Data section:
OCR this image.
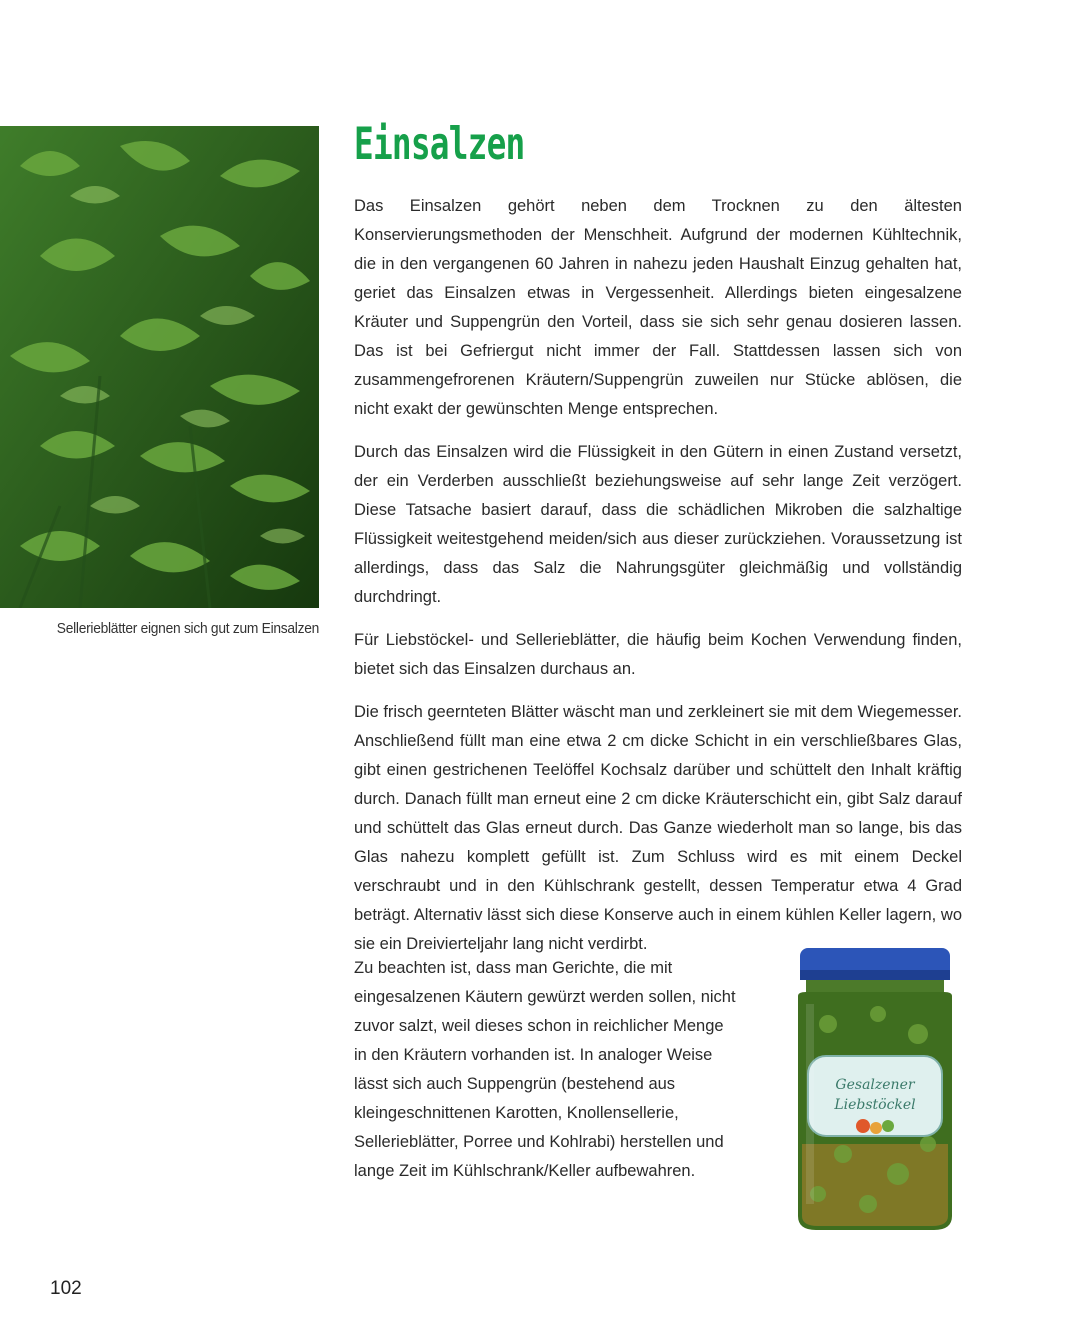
Sellerieblätter eignen sich gut zum Einsalzen
Einsalzen

Das Einsalzen gehört neben dem Trocknen zu den ältesten Konservierungsmethoden der Menschheit. Aufgrund der modernen Kühltechnik, die in den vergangenen 60 Jahren in nahezu jeden Haushalt Einzug gehalten hat, geriet das Einsalzen etwas in Vergessenheit. Allerdings bieten eingesalzene Kräuter und Suppengrün den Vorteil, dass sie sich sehr genau dosieren lassen. Das ist bei Gefriergut nicht immer der Fall. Stattdessen lassen sich von zusammengefrorenen Kräutern/Suppengrün zuweilen nur Stücke ablösen, die nicht exakt der gewünschten Menge entsprechen.

Durch das Einsalzen wird die Flüssigkeit in den Gütern in einen Zustand versetzt, der ein Verderben ausschließt beziehungsweise auf sehr lange Zeit verzögert. Diese Tatsache basiert darauf, dass die schädlichen Mikroben die salzhaltige Flüssigkeit weitestgehend meiden/sich aus dieser zurückziehen. Voraussetzung ist allerdings, dass das Salz die Nahrungsgüter gleichmäßig und vollständig durchdringt.

Für Liebstöckel- und Sellerieblätter, die häufig beim Kochen Verwendung finden, bietet sich das Einsalzen durchaus an.

Die frisch geernteten Blätter wäscht man und zerkleinert sie mit dem Wiegemesser. Anschließend füllt man eine etwa 2 cm dicke Schicht in ein verschließbares Glas, gibt einen gestrichenen Teelöffel Kochsalz darüber und schüttelt den Inhalt kräftig durch. Danach füllt man erneut eine 2 cm dicke Kräuterschicht ein, gibt Salz darauf und schüttelt das Glas erneut durch. Das Ganze wiederholt man so lange, bis das Glas nahezu komplett gefüllt ist. Zum Schluss wird es mit einem Deckel verschraubt und in den Kühlschrank gestellt, dessen Temperatur etwa 4 Grad beträgt. Alternativ lässt sich diese Konserve auch in einem kühlen Keller lagern, wo sie ein Dreivierteljahr lang nicht verdirbt.

Zu beachten ist, dass man Gerichte, die mit eingesalzenen Käutern gewürzt werden sollen, nicht zuvor salzt, weil dieses schon in reichlicher Menge in den Kräutern vorhanden ist. In analoger Weise lässt sich auch Suppengrün (bestehend aus kleingeschnittenen Karotten, Knollensellerie, Sellerieblätter, Porree und Kohlrabi) herstellen und lange Zeit im Kühlschrank/Keller aufbewahren.

Gesalzener
Liebstöckel
102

Work to do: Say how many lines in the records hold the string "Liebstöckel", and say nothing else.

Final result: 2